* Written tasks:
(a) According to the letter, where was the TEDxLincoln event held?
(b) Summarize the letter about the TEDxLincoln event in two sentences.
(c) List every speaker whose talk the letter about the TEDxLincoln event mentions by name.

* Passage:

*****

I’m writing in regards to the TEDxLincoln event you hosted last week at UNL’s Kimball Hall.  It was my first time attending a TED event in Lincoln or anywhere else, though I’ve been a fan of TED talks for several years and have found them both a stimulating source of ideas and a medium perfectly suited for conveying these ideas in the internet age.  It was thus that I was quite excited for last Thursday’s event.

I enjoyed your selection of speakers very much, particularly Justin Lepard’s talk on eliminating boundaries in creativity and Rob McEntarffer’s discussion of education’s focus on superficial rewards.  I also applaud your decision to conclude with Abeny Kucha’s “Only Hope” talk recounting her struggles as a refugee, which ended the day on a moving, heartfelt, and brutally honest note.

However—and this is the reason I’m writing to you today—I sincerely felt that the power and value of these ideas was cheapened and debased by your framing of this event, in particular through the tone set by your emcee Susan Stibal.  Each time she came onstage I felt patronized by her artificial cheerfulness and insincere manner of uplifting the crowd, a manner of excessive smiles, lame jokes, and constant attempts to instill vapid positivity rather than mature thought.  Simply put, Ms. Stibal’s manner served not to enhance the ideas we were hearing onstage, but to distract us from them, giving her interludes the stilted air of small talk shared with a dental hygienist before an exam.  So committed did Ms. Stibald seem to her mission of condescension that she cut short the well-deserved standing ovation to Ms. Kucha’s talk by retaking the stage far too soon, and her childish humor reached its peak earlier in the program when she clutched her hip onstage in mock pain as an exaggerated (and arguably nonsensical) play off of the word “hiatus.”

*****

* Entries supplied:
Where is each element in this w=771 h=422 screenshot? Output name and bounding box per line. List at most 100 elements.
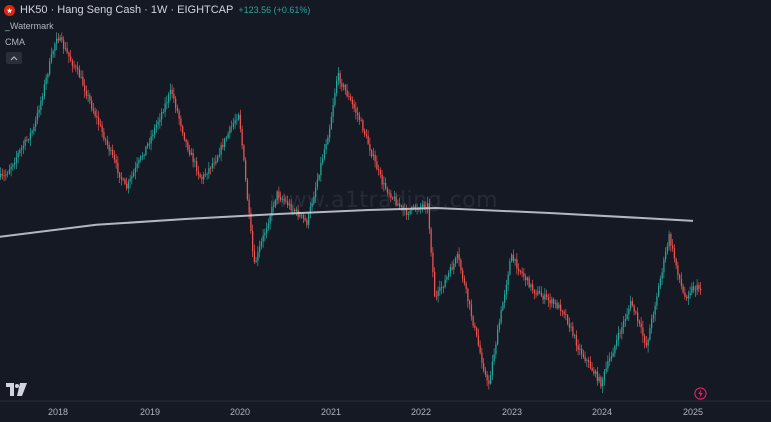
candle-body — [635, 311, 637, 313]
cma-study-label[interactable]: CMA — [5, 37, 25, 47]
candle-body — [554, 302, 557, 304]
candle-body — [498, 322, 501, 330]
candle-body — [175, 98, 177, 109]
candle-body — [308, 213, 310, 225]
candle-body — [448, 273, 450, 277]
x-tick-label: 2023 — [502, 407, 522, 417]
candle-body — [444, 279, 446, 288]
candle-body — [239, 114, 242, 129]
collapse-legend-button[interactable] — [6, 52, 22, 64]
candle-body — [56, 38, 58, 44]
candle-body — [698, 285, 700, 289]
candle-body — [7, 173, 9, 175]
candle-body — [651, 318, 653, 329]
candle-body — [278, 191, 280, 198]
candle-body — [647, 339, 649, 346]
candle-body — [103, 131, 105, 140]
candle-body — [350, 96, 352, 100]
candle-body — [262, 235, 264, 242]
candle-body — [33, 126, 35, 132]
candle-body — [304, 218, 306, 221]
candle-body — [591, 367, 593, 371]
candle-body — [194, 161, 196, 163]
candle-body — [658, 285, 660, 297]
candle-body — [182, 126, 184, 134]
symbol-title[interactable]: HK50 · Hang Seng Cash · 1W · EIGHTCAP — [20, 4, 234, 16]
candle-body — [495, 344, 497, 355]
candle-body — [166, 102, 168, 104]
candle-body — [108, 144, 110, 151]
tradingview-logo — [6, 383, 28, 401]
candle-body — [477, 335, 480, 346]
candle-body — [441, 287, 443, 289]
candle-body — [479, 345, 481, 353]
candle-body — [560, 304, 562, 312]
candle-body — [339, 73, 341, 84]
candle-body — [530, 284, 532, 288]
candle-body — [596, 371, 599, 381]
candle-body — [302, 215, 305, 219]
candle-body — [677, 265, 679, 275]
candle-body — [603, 371, 606, 380]
candle-body — [630, 301, 632, 309]
candle-body — [428, 203, 431, 230]
candle-body — [168, 94, 170, 103]
candle-body — [101, 125, 103, 132]
candle-body — [595, 371, 597, 374]
candle-body — [575, 335, 578, 346]
hong-kong-flag-icon — [4, 4, 15, 16]
candle-body — [659, 278, 662, 286]
candle-body — [680, 279, 683, 286]
candle-body — [619, 332, 621, 334]
candle-body — [519, 271, 522, 272]
candle-body — [112, 149, 114, 156]
candle-body — [376, 161, 378, 170]
candle-body — [463, 278, 466, 284]
candle-body — [628, 308, 630, 315]
candle-body — [271, 206, 273, 217]
lightning-icon[interactable] — [694, 387, 707, 405]
candle-body — [509, 261, 511, 275]
candle-body — [201, 177, 203, 180]
candle-body — [687, 295, 690, 299]
candle-body — [183, 133, 186, 140]
candle-body — [652, 314, 655, 319]
candle-body — [582, 354, 585, 357]
candle-body — [124, 179, 126, 185]
candle-body — [483, 363, 485, 371]
candle-body — [17, 153, 19, 158]
candle-body — [154, 127, 156, 135]
candle-body — [577, 345, 579, 350]
candle-body — [59, 37, 61, 41]
candle-body — [514, 259, 516, 261]
candle-body — [290, 203, 292, 211]
candle-body — [602, 379, 604, 387]
candle-body — [451, 267, 453, 270]
candle-body — [673, 248, 676, 259]
candle-body — [397, 203, 399, 205]
candle-body — [196, 161, 198, 172]
candle-body — [491, 361, 494, 376]
candle-body — [551, 299, 553, 304]
candle-body — [204, 174, 207, 176]
candle-body — [561, 311, 564, 312]
candle-body — [64, 48, 67, 50]
watermark-study-label[interactable]: _Watermark — [5, 21, 54, 31]
candle-body — [579, 348, 581, 350]
candle-body — [684, 292, 686, 297]
candle-body — [341, 83, 343, 87]
candle-body — [365, 134, 368, 136]
candle-body — [395, 196, 397, 205]
candle-body — [330, 116, 333, 129]
candle-body — [434, 271, 436, 297]
candle-body — [255, 260, 257, 262]
candle-body — [129, 178, 131, 182]
candle-body — [236, 119, 238, 121]
candle-body — [140, 156, 142, 160]
candle-body — [52, 51, 54, 55]
candle-body — [675, 258, 677, 266]
candle-body — [358, 115, 361, 121]
candle-body — [152, 134, 154, 137]
candle-body — [462, 270, 464, 279]
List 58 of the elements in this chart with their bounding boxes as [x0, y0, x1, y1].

*****

* Answers to the exercise:
(a) At UNL's Kimball Hall.

(b) The writer, a longtime fan of TED talks attending a TED event for the first time, enjoyed the speakers at last week's TEDxLincoln event, especially the talks by Justin Lepard and Rob McEntarffer and the closing "Only Hope" talk by Abeny Kucha. However, the writer felt the event's framing cheapened those ideas, mainly through emcee Susan Stibal's artificial cheerfulness, lame jokes, and condescending manner, which included cutting short the standing ovation for Ms. Kucha's talk.

(c) Justin Lepard, Rob McEntarffer, Abeny Kucha